Short problem: Present the data once more in exactly its original form.

Dataset extract:
= = = =
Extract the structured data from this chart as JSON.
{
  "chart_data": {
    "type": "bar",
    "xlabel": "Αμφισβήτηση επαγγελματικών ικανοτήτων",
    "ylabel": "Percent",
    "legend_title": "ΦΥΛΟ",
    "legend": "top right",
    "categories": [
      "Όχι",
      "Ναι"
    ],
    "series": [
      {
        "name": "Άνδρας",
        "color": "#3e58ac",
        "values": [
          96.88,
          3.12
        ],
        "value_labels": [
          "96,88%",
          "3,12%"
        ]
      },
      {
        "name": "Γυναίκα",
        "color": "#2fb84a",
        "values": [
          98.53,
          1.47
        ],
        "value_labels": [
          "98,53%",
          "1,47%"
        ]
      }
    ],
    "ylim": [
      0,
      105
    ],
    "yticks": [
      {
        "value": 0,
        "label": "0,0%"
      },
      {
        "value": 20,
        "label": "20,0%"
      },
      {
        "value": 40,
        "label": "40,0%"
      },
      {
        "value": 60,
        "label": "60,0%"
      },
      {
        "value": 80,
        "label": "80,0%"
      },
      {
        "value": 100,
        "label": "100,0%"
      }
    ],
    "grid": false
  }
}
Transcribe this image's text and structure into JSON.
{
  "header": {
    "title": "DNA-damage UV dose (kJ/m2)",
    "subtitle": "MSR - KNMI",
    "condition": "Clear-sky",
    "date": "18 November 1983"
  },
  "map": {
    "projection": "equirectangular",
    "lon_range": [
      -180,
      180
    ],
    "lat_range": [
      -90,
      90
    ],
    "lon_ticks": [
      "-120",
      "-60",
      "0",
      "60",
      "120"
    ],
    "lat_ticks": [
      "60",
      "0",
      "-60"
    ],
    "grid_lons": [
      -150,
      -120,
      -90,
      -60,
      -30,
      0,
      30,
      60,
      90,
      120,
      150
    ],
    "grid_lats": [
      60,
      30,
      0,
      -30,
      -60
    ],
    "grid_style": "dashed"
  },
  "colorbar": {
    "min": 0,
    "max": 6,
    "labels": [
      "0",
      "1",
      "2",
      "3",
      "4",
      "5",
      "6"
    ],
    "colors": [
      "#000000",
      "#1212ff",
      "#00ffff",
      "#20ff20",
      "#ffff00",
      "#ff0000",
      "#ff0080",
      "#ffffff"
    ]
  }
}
= = = =
Written solution:
Extract the structured data from this chart as JSON.
{
  "chart_data": {
    "type": "bar",
    "xlabel": "Αμφισβήτηση επαγγελματικών ικανοτήτων",
    "ylabel": "Percent",
    "legend_title": "ΦΥΛΟ",
    "legend": "top right",
    "categories": [
      "Όχι",
      "Ναι"
    ],
    "series": [
      {
        "name": "Άνδρας",
        "color": "#3e58ac",
        "values": [
          96.88,
          3.12
        ],
        "value_labels": [
          "96,88%",
          "3,12%"
        ]
      },
      {
        "name": "Γυναίκα",
        "color": "#2fb84a",
        "values": [
          98.53,
          1.47
        ],
        "value_labels": [
          "98,53%",
          "1,47%"
        ]
      }
    ],
    "ylim": [
      0,
      105
    ],
    "yticks": [
      {
        "value": 0,
        "label": "0,0%"
      },
      {
        "value": 20,
        "label": "20,0%"
      },
      {
        "value": 40,
        "label": "40,0%"
      },
      {
        "value": 60,
        "label": "60,0%"
      },
      {
        "value": 80,
        "label": "80,0%"
      },
      {
        "value": 100,
        "label": "100,0%"
      }
    ],
    "grid": false
  }
}
Transcribe this image's text and structure into JSON.
{
  "header": {
    "title": "DNA-damage UV dose (kJ/m2)",
    "subtitle": "MSR - KNMI",
    "condition": "Clear-sky",
    "date": "18 November 1983"
  },
  "map": {
    "projection": "equirectangular",
    "lon_range": [
      -180,
      180
    ],
    "lat_range": [
      -90,
      90
    ],
    "lon_ticks": [
      "-120",
      "-60",
      "0",
      "60",
      "120"
    ],
    "lat_ticks": [
      "60",
      "0",
      "-60"
    ],
    "grid_lons": [
      -150,
      -120,
      -90,
      -60,
      -30,
      0,
      30,
      60,
      90,
      120,
      150
    ],
    "grid_lats": [
      60,
      30,
      0,
      -30,
      -60
    ],
    "grid_style": "dashed"
  },
  "colorbar": {
    "min": 0,
    "max": 6,
    "labels": [
      "0",
      "1",
      "2",
      "3",
      "4",
      "5",
      "6"
    ],
    "colors": [
      "#000000",
      "#1212ff",
      "#00ffff",
      "#20ff20",
      "#ffff00",
      "#ff0000",
      "#ff0080",
      "#ffffff"
    ]
  }
}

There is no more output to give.